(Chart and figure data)
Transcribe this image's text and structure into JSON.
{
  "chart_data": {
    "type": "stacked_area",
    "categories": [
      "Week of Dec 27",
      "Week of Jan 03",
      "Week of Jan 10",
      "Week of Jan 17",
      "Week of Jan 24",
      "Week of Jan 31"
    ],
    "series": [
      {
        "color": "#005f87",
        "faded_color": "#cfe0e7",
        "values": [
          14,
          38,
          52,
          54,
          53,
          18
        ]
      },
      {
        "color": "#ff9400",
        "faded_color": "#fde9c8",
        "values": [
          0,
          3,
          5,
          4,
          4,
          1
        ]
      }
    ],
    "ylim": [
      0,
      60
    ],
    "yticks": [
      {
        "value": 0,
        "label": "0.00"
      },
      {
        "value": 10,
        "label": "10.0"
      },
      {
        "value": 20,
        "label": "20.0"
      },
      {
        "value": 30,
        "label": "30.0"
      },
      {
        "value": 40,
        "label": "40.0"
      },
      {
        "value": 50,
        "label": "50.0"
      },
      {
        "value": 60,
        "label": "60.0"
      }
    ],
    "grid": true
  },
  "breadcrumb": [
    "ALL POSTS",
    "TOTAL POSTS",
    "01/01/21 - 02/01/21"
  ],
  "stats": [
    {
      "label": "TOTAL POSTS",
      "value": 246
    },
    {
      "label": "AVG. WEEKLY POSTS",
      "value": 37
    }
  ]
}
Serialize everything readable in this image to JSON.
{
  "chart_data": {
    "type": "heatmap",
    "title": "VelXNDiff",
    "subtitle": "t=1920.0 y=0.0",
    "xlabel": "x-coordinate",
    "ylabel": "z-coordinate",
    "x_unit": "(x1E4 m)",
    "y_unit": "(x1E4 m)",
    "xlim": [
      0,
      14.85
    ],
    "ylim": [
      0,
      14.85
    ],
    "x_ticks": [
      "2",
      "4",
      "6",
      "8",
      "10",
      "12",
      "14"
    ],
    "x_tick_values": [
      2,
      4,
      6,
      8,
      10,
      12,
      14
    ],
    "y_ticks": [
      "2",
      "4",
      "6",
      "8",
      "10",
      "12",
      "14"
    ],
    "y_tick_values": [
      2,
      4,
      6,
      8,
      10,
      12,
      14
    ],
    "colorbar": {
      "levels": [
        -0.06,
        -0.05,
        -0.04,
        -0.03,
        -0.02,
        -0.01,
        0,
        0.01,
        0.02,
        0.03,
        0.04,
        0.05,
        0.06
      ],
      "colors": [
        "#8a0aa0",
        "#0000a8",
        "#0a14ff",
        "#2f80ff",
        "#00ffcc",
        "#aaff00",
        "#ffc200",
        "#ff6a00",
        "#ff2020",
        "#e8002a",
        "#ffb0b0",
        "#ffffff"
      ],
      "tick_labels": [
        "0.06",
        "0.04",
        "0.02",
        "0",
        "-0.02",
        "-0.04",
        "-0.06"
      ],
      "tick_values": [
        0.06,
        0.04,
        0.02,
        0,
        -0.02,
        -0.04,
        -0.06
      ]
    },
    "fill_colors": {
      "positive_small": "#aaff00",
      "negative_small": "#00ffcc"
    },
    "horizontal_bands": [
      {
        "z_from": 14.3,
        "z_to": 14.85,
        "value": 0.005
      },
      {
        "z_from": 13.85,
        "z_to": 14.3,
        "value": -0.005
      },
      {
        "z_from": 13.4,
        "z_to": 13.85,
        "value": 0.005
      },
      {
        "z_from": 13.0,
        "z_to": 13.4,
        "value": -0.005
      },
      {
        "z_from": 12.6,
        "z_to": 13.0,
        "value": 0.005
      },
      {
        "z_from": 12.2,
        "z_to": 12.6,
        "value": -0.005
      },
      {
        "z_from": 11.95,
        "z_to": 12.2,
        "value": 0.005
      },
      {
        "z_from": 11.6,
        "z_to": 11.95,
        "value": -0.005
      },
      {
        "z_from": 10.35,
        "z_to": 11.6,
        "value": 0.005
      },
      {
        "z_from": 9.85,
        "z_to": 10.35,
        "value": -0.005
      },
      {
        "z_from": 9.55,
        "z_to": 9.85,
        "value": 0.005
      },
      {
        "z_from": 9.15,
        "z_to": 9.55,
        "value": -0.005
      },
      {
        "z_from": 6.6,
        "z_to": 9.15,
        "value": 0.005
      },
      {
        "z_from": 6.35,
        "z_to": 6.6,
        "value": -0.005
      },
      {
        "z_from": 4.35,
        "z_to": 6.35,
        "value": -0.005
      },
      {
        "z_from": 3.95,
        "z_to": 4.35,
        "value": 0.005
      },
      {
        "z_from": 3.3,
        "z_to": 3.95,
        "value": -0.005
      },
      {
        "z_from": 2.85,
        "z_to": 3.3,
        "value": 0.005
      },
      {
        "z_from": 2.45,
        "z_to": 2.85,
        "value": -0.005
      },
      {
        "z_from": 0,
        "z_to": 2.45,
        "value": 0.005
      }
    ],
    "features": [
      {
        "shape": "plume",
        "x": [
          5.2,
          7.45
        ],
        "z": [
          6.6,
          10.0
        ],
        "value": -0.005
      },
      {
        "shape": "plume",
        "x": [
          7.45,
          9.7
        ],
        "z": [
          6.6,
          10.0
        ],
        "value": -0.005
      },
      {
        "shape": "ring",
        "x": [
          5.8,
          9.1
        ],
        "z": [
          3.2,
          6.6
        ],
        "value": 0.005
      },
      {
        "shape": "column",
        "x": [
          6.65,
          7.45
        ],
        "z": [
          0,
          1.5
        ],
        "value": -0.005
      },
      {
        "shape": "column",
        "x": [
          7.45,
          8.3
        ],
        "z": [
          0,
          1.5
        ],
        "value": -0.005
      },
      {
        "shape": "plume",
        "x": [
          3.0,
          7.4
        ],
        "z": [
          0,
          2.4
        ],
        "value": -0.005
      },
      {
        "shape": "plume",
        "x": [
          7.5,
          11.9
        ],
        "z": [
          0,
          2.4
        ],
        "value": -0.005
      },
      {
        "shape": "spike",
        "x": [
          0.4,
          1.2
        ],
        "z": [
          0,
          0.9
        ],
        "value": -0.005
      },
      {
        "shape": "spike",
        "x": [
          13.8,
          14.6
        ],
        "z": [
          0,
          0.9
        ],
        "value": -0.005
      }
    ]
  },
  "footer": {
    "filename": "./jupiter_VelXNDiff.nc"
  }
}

__What this task involves__
Your task is to repeat every line exactly.

__Solution to this task__
Transcribe this image's text and structure into JSON.
{
  "chart_data": {
    "type": "stacked_area",
    "categories": [
      "Week of Dec 27",
      "Week of Jan 03",
      "Week of Jan 10",
      "Week of Jan 17",
      "Week of Jan 24",
      "Week of Jan 31"
    ],
    "series": [
      {
        "color": "#005f87",
        "faded_color": "#cfe0e7",
        "values": [
          14,
          38,
          52,
          54,
          53,
          18
        ]
      },
      {
        "color": "#ff9400",
        "faded_color": "#fde9c8",
        "values": [
          0,
          3,
          5,
          4,
          4,
          1
        ]
      }
    ],
    "ylim": [
      0,
      60
    ],
    "yticks": [
      {
        "value": 0,
        "label": "0.00"
      },
      {
        "value": 10,
        "label": "10.0"
      },
      {
        "value": 20,
        "label": "20.0"
      },
      {
        "value": 30,
        "label": "30.0"
      },
      {
        "value": 40,
        "label": "40.0"
      },
      {
        "value": 50,
        "label": "50.0"
      },
      {
        "value": 60,
        "label": "60.0"
      }
    ],
    "grid": true
  },
  "breadcrumb": [
    "ALL POSTS",
    "TOTAL POSTS",
    "01/01/21 - 02/01/21"
  ],
  "stats": [
    {
      "label": "TOTAL POSTS",
      "value": 246
    },
    {
      "label": "AVG. WEEKLY POSTS",
      "value": 37
    }
  ]
}
Serialize everything readable in this image to JSON.
{
  "chart_data": {
    "type": "heatmap",
    "title": "VelXNDiff",
    "subtitle": "t=1920.0 y=0.0",
    "xlabel": "x-coordinate",
    "ylabel": "z-coordinate",
    "x_unit": "(x1E4 m)",
    "y_unit": "(x1E4 m)",
    "xlim": [
      0,
      14.85
    ],
    "ylim": [
      0,
      14.85
    ],
    "x_ticks": [
      "2",
      "4",
      "6",
      "8",
      "10",
      "12",
      "14"
    ],
    "x_tick_values": [
      2,
      4,
      6,
      8,
      10,
      12,
      14
    ],
    "y_ticks": [
      "2",
      "4",
      "6",
      "8",
      "10",
      "12",
      "14"
    ],
    "y_tick_values": [
      2,
      4,
      6,
      8,
      10,
      12,
      14
    ],
    "colorbar": {
      "levels": [
        -0.06,
        -0.05,
        -0.04,
        -0.03,
        -0.02,
        -0.01,
        0,
        0.01,
        0.02,
        0.03,
        0.04,
        0.05,
        0.06
      ],
      "colors": [
        "#8a0aa0",
        "#0000a8",
        "#0a14ff",
        "#2f80ff",
        "#00ffcc",
        "#aaff00",
        "#ffc200",
        "#ff6a00",
        "#ff2020",
        "#e8002a",
        "#ffb0b0",
        "#ffffff"
      ],
      "tick_labels": [
        "0.06",
        "0.04",
        "0.02",
        "0",
        "-0.02",
        "-0.04",
        "-0.06"
      ],
      "tick_values": [
        0.06,
        0.04,
        0.02,
        0,
        -0.02,
        -0.04,
        -0.06
      ]
    },
    "fill_colors": {
      "positive_small": "#aaff00",
      "negative_small": "#00ffcc"
    },
    "horizontal_bands": [
      {
        "z_from": 14.3,
        "z_to": 14.85,
        "value": 0.005
      },
      {
        "z_from": 13.85,
        "z_to": 14.3,
        "value": -0.005
      },
      {
        "z_from": 13.4,
        "z_to": 13.85,
        "value": 0.005
      },
      {
        "z_from": 13.0,
        "z_to": 13.4,
        "value": -0.005
      },
      {
        "z_from": 12.6,
        "z_to": 13.0,
        "value": 0.005
      },
      {
        "z_from": 12.2,
        "z_to": 12.6,
        "value": -0.005
      },
      {
        "z_from": 11.95,
        "z_to": 12.2,
        "value": 0.005
      },
      {
        "z_from": 11.6,
        "z_to": 11.95,
        "value": -0.005
      },
      {
        "z_from": 10.35,
        "z_to": 11.6,
        "value": 0.005
      },
      {
        "z_from": 9.85,
        "z_to": 10.35,
        "value": -0.005
      },
      {
        "z_from": 9.55,
        "z_to": 9.85,
        "value": 0.005
      },
      {
        "z_from": 9.15,
        "z_to": 9.55,
        "value": -0.005
      },
      {
        "z_from": 6.6,
        "z_to": 9.15,
        "value": 0.005
      },
      {
        "z_from": 6.35,
        "z_to": 6.6,
        "value": -0.005
      },
      {
        "z_from": 4.35,
        "z_to": 6.35,
        "value": -0.005
      },
      {
        "z_from": 3.95,
        "z_to": 4.35,
        "value": 0.005
      },
      {
        "z_from": 3.3,
        "z_to": 3.95,
        "value": -0.005
      },
      {
        "z_from": 2.85,
        "z_to": 3.3,
        "value": 0.005
      },
      {
        "z_from": 2.45,
        "z_to": 2.85,
        "value": -0.005
      },
      {
        "z_from": 0,
        "z_to": 2.45,
        "value": 0.005
      }
    ],
    "features": [
      {
        "shape": "plume",
        "x": [
          5.2,
          7.45
        ],
        "z": [
          6.6,
          10.0
        ],
        "value": -0.005
      },
      {
        "shape": "plume",
        "x": [
          7.45,
          9.7
        ],
        "z": [
          6.6,
          10.0
        ],
        "value": -0.005
      },
      {
        "shape": "ring",
        "x": [
          5.8,
          9.1
        ],
        "z": [
          3.2,
          6.6
        ],
        "value": 0.005
      },
      {
        "shape": "column",
        "x": [
          6.65,
          7.45
        ],
        "z": [
          0,
          1.5
        ],
        "value": -0.005
      },
      {
        "shape": "column",
        "x": [
          7.45,
          8.3
        ],
        "z": [
          0,
          1.5
        ],
        "value": -0.005
      },
      {
        "shape": "plume",
        "x": [
          3.0,
          7.4
        ],
        "z": [
          0,
          2.4
        ],
        "value": -0.005
      },
      {
        "shape": "plume",
        "x": [
          7.5,
          11.9
        ],
        "z": [
          0,
          2.4
        ],
        "value": -0.005
      },
      {
        "shape": "spike",
        "x": [
          0.4,
          1.2
        ],
        "z": [
          0,
          0.9
        ],
        "value": -0.005
      },
      {
        "shape": "spike",
        "x": [
          13.8,
          14.6
        ],
        "z": [
          0,
          0.9
        ],
        "value": -0.005
      }
    ]
  },
  "footer": {
    "filename": "./jupiter_VelXNDiff.nc"
  }
}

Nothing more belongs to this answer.